EXERCISE MATERIALS:
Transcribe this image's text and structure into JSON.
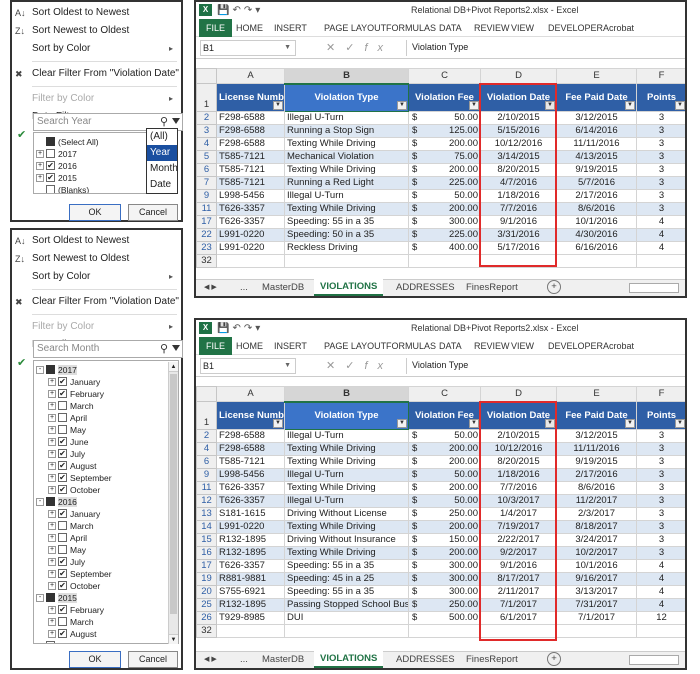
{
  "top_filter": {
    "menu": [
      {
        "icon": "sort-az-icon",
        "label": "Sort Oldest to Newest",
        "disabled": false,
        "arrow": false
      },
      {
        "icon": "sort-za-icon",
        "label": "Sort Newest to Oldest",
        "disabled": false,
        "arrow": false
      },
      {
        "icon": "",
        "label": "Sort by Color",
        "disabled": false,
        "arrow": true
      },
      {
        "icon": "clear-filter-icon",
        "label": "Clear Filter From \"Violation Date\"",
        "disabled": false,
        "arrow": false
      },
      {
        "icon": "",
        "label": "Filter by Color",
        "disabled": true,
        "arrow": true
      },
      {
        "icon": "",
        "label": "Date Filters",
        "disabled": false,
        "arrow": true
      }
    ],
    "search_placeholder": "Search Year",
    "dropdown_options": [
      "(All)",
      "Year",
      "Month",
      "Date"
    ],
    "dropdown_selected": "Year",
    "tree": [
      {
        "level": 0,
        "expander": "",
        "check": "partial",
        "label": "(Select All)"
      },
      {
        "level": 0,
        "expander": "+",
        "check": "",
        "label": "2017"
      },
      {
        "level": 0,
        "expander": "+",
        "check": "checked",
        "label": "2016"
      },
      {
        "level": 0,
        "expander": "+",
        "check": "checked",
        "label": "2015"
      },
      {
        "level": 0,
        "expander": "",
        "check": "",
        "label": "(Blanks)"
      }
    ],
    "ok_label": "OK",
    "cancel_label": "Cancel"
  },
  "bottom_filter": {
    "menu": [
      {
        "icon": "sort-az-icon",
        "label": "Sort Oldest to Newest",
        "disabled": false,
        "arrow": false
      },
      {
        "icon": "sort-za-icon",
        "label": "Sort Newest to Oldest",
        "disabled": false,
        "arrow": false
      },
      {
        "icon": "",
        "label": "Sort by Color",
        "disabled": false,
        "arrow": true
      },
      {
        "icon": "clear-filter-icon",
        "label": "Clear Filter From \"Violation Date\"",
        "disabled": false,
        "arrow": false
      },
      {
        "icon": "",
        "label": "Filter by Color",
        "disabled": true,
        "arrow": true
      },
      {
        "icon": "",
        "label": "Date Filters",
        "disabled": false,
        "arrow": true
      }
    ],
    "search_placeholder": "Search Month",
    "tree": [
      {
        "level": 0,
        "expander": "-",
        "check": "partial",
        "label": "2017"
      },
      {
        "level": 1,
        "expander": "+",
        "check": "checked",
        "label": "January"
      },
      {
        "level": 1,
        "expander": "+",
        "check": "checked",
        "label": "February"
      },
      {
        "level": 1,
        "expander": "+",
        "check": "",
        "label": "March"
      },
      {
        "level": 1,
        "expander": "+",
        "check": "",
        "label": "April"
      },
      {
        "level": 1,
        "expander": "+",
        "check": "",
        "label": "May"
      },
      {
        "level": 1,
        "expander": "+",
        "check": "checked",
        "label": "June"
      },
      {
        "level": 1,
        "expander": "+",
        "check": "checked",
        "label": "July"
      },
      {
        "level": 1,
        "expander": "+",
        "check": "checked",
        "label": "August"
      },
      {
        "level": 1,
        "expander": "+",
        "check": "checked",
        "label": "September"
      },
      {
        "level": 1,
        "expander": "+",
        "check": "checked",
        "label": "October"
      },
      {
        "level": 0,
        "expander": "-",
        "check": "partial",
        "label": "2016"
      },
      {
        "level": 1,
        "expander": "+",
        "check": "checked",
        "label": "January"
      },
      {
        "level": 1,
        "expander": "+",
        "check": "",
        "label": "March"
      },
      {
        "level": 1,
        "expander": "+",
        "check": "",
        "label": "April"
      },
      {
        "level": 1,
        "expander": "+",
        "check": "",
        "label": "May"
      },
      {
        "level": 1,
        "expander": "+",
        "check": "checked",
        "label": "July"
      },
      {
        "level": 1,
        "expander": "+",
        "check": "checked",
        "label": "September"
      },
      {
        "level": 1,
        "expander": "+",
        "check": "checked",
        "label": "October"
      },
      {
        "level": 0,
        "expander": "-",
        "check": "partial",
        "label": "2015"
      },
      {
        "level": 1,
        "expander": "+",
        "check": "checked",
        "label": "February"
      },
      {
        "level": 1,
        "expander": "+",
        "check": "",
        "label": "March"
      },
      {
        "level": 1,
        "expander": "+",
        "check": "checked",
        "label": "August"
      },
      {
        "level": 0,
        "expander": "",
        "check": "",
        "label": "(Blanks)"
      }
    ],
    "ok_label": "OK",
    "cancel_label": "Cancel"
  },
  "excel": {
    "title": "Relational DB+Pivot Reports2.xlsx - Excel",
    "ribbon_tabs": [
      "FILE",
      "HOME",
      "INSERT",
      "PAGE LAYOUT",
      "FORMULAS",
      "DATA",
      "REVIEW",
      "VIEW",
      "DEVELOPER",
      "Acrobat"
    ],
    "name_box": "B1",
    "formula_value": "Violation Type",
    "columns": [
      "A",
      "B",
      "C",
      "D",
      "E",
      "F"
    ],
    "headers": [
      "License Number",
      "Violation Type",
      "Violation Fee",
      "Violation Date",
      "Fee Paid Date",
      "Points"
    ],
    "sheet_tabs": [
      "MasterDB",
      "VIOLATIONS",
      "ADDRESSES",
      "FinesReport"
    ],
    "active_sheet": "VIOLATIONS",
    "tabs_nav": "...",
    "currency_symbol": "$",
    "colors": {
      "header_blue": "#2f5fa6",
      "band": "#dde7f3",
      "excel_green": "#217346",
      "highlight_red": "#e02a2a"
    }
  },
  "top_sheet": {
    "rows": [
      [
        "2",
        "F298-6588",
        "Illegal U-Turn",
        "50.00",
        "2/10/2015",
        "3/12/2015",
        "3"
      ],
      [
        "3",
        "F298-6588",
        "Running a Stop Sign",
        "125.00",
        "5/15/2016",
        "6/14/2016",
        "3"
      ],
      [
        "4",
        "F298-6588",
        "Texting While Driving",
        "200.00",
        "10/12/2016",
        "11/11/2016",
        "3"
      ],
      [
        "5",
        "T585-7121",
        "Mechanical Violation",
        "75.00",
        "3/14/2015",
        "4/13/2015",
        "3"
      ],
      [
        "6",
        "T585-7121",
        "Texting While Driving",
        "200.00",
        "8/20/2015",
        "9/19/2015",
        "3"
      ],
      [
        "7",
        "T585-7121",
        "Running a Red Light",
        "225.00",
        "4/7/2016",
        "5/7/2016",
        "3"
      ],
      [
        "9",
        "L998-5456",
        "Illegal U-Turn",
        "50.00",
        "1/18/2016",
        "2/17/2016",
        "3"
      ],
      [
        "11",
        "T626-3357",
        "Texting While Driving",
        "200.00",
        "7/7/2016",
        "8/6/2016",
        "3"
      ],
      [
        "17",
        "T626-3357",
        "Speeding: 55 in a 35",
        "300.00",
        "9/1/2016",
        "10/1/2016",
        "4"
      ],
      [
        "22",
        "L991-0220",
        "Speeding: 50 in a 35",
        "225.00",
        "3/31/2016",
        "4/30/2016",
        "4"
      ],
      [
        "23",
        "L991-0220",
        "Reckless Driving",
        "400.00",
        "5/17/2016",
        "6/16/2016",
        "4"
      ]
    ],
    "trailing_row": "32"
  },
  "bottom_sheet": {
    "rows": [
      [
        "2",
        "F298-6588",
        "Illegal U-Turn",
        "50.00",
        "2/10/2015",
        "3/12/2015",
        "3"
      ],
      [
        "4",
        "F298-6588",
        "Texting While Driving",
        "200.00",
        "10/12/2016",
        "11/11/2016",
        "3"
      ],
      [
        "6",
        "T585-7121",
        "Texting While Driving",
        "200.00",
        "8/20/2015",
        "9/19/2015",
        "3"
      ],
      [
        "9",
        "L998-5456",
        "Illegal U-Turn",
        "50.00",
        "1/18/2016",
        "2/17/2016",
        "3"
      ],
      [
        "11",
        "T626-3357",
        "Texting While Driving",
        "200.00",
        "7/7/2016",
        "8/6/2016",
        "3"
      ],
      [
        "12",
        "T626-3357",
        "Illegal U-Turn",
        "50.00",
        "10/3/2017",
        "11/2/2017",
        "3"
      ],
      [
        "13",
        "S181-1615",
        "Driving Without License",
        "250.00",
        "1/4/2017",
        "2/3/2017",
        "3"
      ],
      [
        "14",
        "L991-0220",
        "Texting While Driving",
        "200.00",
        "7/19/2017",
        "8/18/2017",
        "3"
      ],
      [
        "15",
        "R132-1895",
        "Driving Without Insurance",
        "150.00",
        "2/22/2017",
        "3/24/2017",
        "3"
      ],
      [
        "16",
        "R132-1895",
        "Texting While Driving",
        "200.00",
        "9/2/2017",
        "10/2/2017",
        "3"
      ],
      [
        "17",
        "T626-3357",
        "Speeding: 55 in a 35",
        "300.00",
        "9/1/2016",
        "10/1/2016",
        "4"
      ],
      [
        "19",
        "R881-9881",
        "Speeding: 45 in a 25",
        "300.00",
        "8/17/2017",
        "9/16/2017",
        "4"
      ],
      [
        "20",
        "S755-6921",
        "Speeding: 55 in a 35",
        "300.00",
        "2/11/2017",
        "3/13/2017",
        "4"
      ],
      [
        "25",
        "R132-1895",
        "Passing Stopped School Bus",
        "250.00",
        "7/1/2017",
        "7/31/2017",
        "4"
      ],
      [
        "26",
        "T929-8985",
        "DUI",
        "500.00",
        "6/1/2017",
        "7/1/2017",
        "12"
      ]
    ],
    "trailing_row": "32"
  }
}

--

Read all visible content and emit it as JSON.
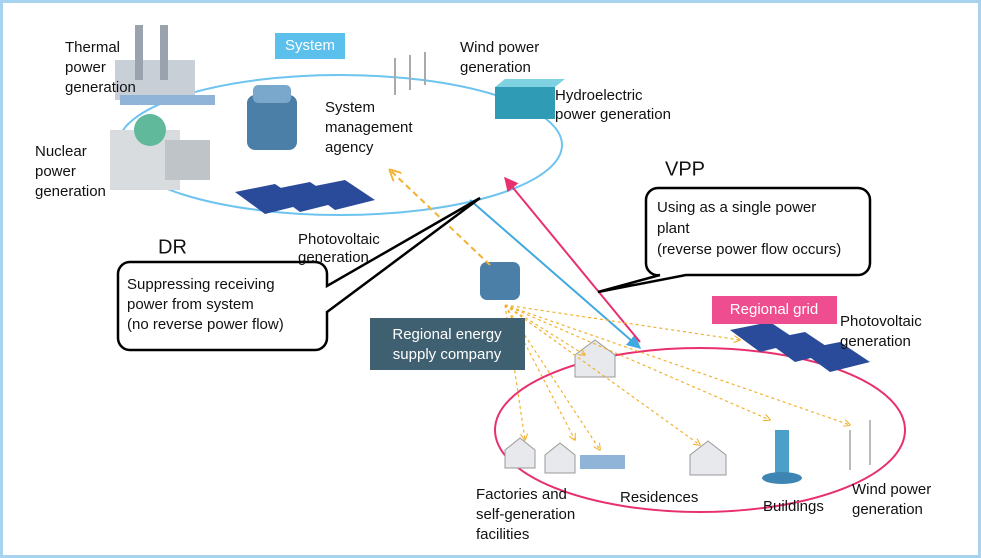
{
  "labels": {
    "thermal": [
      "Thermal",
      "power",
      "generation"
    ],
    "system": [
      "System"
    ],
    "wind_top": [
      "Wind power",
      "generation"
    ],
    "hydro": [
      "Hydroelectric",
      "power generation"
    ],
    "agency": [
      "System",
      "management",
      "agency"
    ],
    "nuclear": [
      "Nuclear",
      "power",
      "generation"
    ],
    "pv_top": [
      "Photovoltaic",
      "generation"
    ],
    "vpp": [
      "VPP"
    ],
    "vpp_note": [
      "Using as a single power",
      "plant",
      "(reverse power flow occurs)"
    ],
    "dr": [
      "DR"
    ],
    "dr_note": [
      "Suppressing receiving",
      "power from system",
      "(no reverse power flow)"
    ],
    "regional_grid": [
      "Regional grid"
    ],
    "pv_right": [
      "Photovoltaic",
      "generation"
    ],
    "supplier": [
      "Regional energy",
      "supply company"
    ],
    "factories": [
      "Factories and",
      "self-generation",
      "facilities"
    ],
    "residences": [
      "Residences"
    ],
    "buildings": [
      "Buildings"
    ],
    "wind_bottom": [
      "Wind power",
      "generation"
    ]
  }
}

TASK TO COMPLETE: Give every line of the material that includes the string "Running".

THE ANSWER:
        "Running a Stop Sign",
        "Running a Red Light",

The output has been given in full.